TO DO:
Under this task are some entries; return every one of them exactly.

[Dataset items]
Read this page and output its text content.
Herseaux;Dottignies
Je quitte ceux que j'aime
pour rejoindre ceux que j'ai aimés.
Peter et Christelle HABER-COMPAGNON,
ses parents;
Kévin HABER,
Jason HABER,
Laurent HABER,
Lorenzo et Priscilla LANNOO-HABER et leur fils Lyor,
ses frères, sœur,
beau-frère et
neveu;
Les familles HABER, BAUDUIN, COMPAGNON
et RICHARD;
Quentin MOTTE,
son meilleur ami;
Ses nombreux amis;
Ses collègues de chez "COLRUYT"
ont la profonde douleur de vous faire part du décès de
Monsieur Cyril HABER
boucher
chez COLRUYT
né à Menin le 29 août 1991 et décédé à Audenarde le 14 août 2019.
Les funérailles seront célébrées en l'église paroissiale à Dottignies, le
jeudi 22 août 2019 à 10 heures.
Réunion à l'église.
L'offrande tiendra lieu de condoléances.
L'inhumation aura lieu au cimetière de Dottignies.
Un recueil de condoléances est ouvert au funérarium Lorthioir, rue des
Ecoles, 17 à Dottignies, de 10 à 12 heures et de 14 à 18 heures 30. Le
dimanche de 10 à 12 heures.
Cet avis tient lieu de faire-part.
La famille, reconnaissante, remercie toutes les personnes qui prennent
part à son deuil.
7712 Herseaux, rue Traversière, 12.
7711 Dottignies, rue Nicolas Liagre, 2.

EXERCISE OUTPUT:
Read this page and output its text content.
Herseaux;Dottignies
Je quitte ceux que j'aime
pour rejoindre ceux que j'ai aimés.
Peter et Christelle HABER-COMPAGNON,
ses parents;
Kévin HABER,
Jason HABER,
Laurent HABER,
Lorenzo et Priscilla LANNOO-HABER et leur fils Lyor,
ses frères, sœur,
beau-frère et
neveu;
Les familles HABER, BAUDUIN, COMPAGNON
et RICHARD;
Quentin MOTTE,
son meilleur ami;
Ses nombreux amis;
Ses collègues de chez "COLRUYT"
ont la profonde douleur de vous faire part du décès de
Monsieur Cyril HABER
boucher
chez COLRUYT
né à Menin le 29 août 1991 et décédé à Audenarde le 14 août 2019.
Les funérailles seront célébrées en l'église paroissiale à Dottignies, le
jeudi 22 août 2019 à 10 heures.
Réunion à l'église.
L'offrande tiendra lieu de condoléances.
L'inhumation aura lieu au cimetière de Dottignies.
Un recueil de condoléances est ouvert au funérarium Lorthioir, rue des
Ecoles, 17 à Dottignies, de 10 à 12 heures et de 14 à 18 heures 30. Le
dimanche de 10 à 12 heures.
Cet avis tient lieu de faire-part.
La famille, reconnaissante, remercie toutes les personnes qui prennent
part à son deuil.
7712 Herseaux, rue Traversière, 12.
7711 Dottignies, rue Nicolas Liagre, 2.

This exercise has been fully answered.